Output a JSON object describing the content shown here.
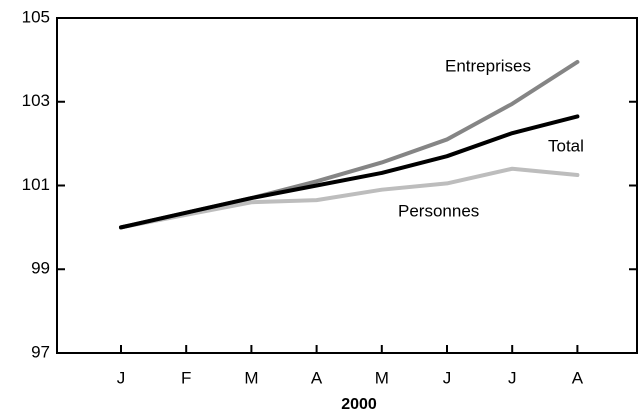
{
  "chart_data": {
    "type": "line",
    "x_label": "2000",
    "categories": [
      "J",
      "F",
      "M",
      "A",
      "M",
      "J",
      "J",
      "A"
    ],
    "series": [
      {
        "name": "Entreprises",
        "color": "#858585",
        "values": [
          100.0,
          100.35,
          100.7,
          101.1,
          101.55,
          102.1,
          102.95,
          103.95
        ]
      },
      {
        "name": "Total",
        "color": "#000000",
        "values": [
          100.0,
          100.35,
          100.7,
          101.0,
          101.3,
          101.7,
          102.25,
          102.65
        ]
      },
      {
        "name": "Personnes",
        "color": "#bdbdbd",
        "values": [
          100.0,
          100.3,
          100.6,
          100.65,
          100.9,
          101.05,
          101.4,
          101.25
        ]
      }
    ],
    "ylim": [
      97,
      105
    ],
    "yticks": [
      97,
      99,
      101,
      103,
      105
    ]
  }
}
● ● ●
From the entries above, output every line exactly and omit any image.

» **Solution to this problem**
Output a JSON object describing the content shown here.
{
  "chart_data": {
    "type": "line",
    "x_label": "2000",
    "categories": [
      "J",
      "F",
      "M",
      "A",
      "M",
      "J",
      "J",
      "A"
    ],
    "series": [
      {
        "name": "Entreprises",
        "color": "#858585",
        "values": [
          100.0,
          100.35,
          100.7,
          101.1,
          101.55,
          102.1,
          102.95,
          103.95
        ]
      },
      {
        "name": "Total",
        "color": "#000000",
        "values": [
          100.0,
          100.35,
          100.7,
          101.0,
          101.3,
          101.7,
          102.25,
          102.65
        ]
      },
      {
        "name": "Personnes",
        "color": "#bdbdbd",
        "values": [
          100.0,
          100.3,
          100.6,
          100.65,
          100.9,
          101.05,
          101.4,
          101.25
        ]
      }
    ],
    "ylim": [
      97,
      105
    ],
    "yticks": [
      97,
      99,
      101,
      103,
      105
    ]
  }
}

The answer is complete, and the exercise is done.